--- Task brief ---
Each line of the material below should be reproduced exactly.

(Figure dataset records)

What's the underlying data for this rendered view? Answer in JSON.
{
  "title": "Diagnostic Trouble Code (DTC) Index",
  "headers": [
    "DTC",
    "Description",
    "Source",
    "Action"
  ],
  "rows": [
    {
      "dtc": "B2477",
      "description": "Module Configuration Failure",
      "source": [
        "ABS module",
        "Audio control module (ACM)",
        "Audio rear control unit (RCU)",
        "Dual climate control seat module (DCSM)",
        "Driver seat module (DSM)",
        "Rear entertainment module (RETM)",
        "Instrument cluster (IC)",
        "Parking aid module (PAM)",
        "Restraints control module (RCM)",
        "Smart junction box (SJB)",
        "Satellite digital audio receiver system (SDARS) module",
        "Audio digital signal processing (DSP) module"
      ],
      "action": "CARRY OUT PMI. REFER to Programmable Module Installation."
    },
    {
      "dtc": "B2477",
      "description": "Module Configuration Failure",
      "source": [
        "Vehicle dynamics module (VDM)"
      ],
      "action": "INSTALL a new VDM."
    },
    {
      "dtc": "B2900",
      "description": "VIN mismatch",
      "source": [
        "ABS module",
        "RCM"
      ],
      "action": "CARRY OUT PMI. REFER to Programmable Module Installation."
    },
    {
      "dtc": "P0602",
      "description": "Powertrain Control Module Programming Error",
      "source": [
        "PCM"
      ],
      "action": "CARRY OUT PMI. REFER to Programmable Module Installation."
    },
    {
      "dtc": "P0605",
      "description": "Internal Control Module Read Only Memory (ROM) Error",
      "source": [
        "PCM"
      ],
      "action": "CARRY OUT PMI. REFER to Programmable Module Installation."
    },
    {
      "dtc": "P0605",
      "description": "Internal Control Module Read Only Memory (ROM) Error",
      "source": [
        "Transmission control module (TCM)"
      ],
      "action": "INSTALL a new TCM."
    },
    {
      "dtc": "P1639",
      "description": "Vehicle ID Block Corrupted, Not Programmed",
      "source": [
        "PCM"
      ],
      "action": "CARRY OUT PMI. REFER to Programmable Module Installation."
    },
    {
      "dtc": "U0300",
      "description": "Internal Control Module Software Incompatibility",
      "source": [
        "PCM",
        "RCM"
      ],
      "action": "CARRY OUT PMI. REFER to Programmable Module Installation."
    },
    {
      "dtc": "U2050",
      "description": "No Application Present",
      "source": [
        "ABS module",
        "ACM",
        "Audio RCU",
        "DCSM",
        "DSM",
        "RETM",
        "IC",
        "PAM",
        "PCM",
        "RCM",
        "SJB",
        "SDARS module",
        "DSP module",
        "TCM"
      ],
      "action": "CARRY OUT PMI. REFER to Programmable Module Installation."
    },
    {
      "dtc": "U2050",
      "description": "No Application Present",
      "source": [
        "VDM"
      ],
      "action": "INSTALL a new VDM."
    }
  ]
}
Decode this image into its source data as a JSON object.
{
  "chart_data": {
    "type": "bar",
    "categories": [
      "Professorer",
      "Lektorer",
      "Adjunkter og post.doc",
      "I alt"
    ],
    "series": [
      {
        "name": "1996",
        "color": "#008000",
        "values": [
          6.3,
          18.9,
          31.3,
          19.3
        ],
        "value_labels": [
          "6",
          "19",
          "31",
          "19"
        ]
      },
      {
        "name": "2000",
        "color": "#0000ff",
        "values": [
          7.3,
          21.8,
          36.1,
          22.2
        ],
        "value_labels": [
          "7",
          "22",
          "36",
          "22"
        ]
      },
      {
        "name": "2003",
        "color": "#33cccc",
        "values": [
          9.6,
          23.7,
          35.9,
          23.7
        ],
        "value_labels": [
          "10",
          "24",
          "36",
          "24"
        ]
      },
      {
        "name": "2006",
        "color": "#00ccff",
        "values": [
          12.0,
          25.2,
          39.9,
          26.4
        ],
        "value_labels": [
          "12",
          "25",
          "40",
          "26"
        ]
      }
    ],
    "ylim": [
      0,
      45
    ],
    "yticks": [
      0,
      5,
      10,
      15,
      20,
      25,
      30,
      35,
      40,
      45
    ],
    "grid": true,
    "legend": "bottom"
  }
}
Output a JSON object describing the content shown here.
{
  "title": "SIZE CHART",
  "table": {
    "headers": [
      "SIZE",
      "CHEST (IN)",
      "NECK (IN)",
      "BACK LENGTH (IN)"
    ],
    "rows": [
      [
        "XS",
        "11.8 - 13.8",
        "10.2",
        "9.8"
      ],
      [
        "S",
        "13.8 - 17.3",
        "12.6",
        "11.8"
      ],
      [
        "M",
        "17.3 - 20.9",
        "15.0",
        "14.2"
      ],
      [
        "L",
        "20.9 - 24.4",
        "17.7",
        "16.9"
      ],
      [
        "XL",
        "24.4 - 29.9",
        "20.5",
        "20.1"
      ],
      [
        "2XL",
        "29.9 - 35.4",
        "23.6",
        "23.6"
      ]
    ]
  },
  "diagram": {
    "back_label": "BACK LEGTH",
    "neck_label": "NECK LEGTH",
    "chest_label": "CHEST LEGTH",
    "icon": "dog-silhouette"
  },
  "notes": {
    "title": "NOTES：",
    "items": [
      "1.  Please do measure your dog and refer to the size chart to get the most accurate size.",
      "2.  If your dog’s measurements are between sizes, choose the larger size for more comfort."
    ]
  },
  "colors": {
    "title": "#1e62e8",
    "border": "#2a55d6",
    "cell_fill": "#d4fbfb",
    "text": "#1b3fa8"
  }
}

--- Task output ---
What's the underlying data for this rendered view? Answer in JSON.
{
  "title": "Diagnostic Trouble Code (DTC) Index",
  "headers": [
    "DTC",
    "Description",
    "Source",
    "Action"
  ],
  "rows": [
    {
      "dtc": "B2477",
      "description": "Module Configuration Failure",
      "source": [
        "ABS module",
        "Audio control module (ACM)",
        "Audio rear control unit (RCU)",
        "Dual climate control seat module (DCSM)",
        "Driver seat module (DSM)",
        "Rear entertainment module (RETM)",
        "Instrument cluster (IC)",
        "Parking aid module (PAM)",
        "Restraints control module (RCM)",
        "Smart junction box (SJB)",
        "Satellite digital audio receiver system (SDARS) module",
        "Audio digital signal processing (DSP) module"
      ],
      "action": "CARRY OUT PMI. REFER to Programmable Module Installation."
    },
    {
      "dtc": "B2477",
      "description": "Module Configuration Failure",
      "source": [
        "Vehicle dynamics module (VDM)"
      ],
      "action": "INSTALL a new VDM."
    },
    {
      "dtc": "B2900",
      "description": "VIN mismatch",
      "source": [
        "ABS module",
        "RCM"
      ],
      "action": "CARRY OUT PMI. REFER to Programmable Module Installation."
    },
    {
      "dtc": "P0602",
      "description": "Powertrain Control Module Programming Error",
      "source": [
        "PCM"
      ],
      "action": "CARRY OUT PMI. REFER to Programmable Module Installation."
    },
    {
      "dtc": "P0605",
      "description": "Internal Control Module Read Only Memory (ROM) Error",
      "source": [
        "PCM"
      ],
      "action": "CARRY OUT PMI. REFER to Programmable Module Installation."
    },
    {
      "dtc": "P0605",
      "description": "Internal Control Module Read Only Memory (ROM) Error",
      "source": [
        "Transmission control module (TCM)"
      ],
      "action": "INSTALL a new TCM."
    },
    {
      "dtc": "P1639",
      "description": "Vehicle ID Block Corrupted, Not Programmed",
      "source": [
        "PCM"
      ],
      "action": "CARRY OUT PMI. REFER to Programmable Module Installation."
    },
    {
      "dtc": "U0300",
      "description": "Internal Control Module Software Incompatibility",
      "source": [
        "PCM",
        "RCM"
      ],
      "action": "CARRY OUT PMI. REFER to Programmable Module Installation."
    },
    {
      "dtc": "U2050",
      "description": "No Application Present",
      "source": [
        "ABS module",
        "ACM",
        "Audio RCU",
        "DCSM",
        "DSM",
        "RETM",
        "IC",
        "PAM",
        "PCM",
        "RCM",
        "SJB",
        "SDARS module",
        "DSP module",
        "TCM"
      ],
      "action": "CARRY OUT PMI. REFER to Programmable Module Installation."
    },
    {
      "dtc": "U2050",
      "description": "No Application Present",
      "source": [
        "VDM"
      ],
      "action": "INSTALL a new VDM."
    }
  ]
}
Decode this image into its source data as a JSON object.
{
  "chart_data": {
    "type": "bar",
    "categories": [
      "Professorer",
      "Lektorer",
      "Adjunkter og post.doc",
      "I alt"
    ],
    "series": [
      {
        "name": "1996",
        "color": "#008000",
        "values": [
          6.3,
          18.9,
          31.3,
          19.3
        ],
        "value_labels": [
          "6",
          "19",
          "31",
          "19"
        ]
      },
      {
        "name": "2000",
        "color": "#0000ff",
        "values": [
          7.3,
          21.8,
          36.1,
          22.2
        ],
        "value_labels": [
          "7",
          "22",
          "36",
          "22"
        ]
      },
      {
        "name": "2003",
        "color": "#33cccc",
        "values": [
          9.6,
          23.7,
          35.9,
          23.7
        ],
        "value_labels": [
          "10",
          "24",
          "36",
          "24"
        ]
      },
      {
        "name": "2006",
        "color": "#00ccff",
        "values": [
          12.0,
          25.2,
          39.9,
          26.4
        ],
        "value_labels": [
          "12",
          "25",
          "40",
          "26"
        ]
      }
    ],
    "ylim": [
      0,
      45
    ],
    "yticks": [
      0,
      5,
      10,
      15,
      20,
      25,
      30,
      35,
      40,
      45
    ],
    "grid": true,
    "legend": "bottom"
  }
}
Output a JSON object describing the content shown here.
{
  "title": "SIZE CHART",
  "table": {
    "headers": [
      "SIZE",
      "CHEST (IN)",
      "NECK (IN)",
      "BACK LENGTH (IN)"
    ],
    "rows": [
      [
        "XS",
        "11.8 - 13.8",
        "10.2",
        "9.8"
      ],
      [
        "S",
        "13.8 - 17.3",
        "12.6",
        "11.8"
      ],
      [
        "M",
        "17.3 - 20.9",
        "15.0",
        "14.2"
      ],
      [
        "L",
        "20.9 - 24.4",
        "17.7",
        "16.9"
      ],
      [
        "XL",
        "24.4 - 29.9",
        "20.5",
        "20.1"
      ],
      [
        "2XL",
        "29.9 - 35.4",
        "23.6",
        "23.6"
      ]
    ]
  },
  "diagram": {
    "back_label": "BACK LEGTH",
    "neck_label": "NECK LEGTH",
    "chest_label": "CHEST LEGTH",
    "icon": "dog-silhouette"
  },
  "notes": {
    "title": "NOTES：",
    "items": [
      "1.  Please do measure your dog and refer to the size chart to get the most accurate size.",
      "2.  If your dog’s measurements are between sizes, choose the larger size for more comfort."
    ]
  },
  "colors": {
    "title": "#1e62e8",
    "border": "#2a55d6",
    "cell_fill": "#d4fbfb",
    "text": "#1b3fa8"
  }
}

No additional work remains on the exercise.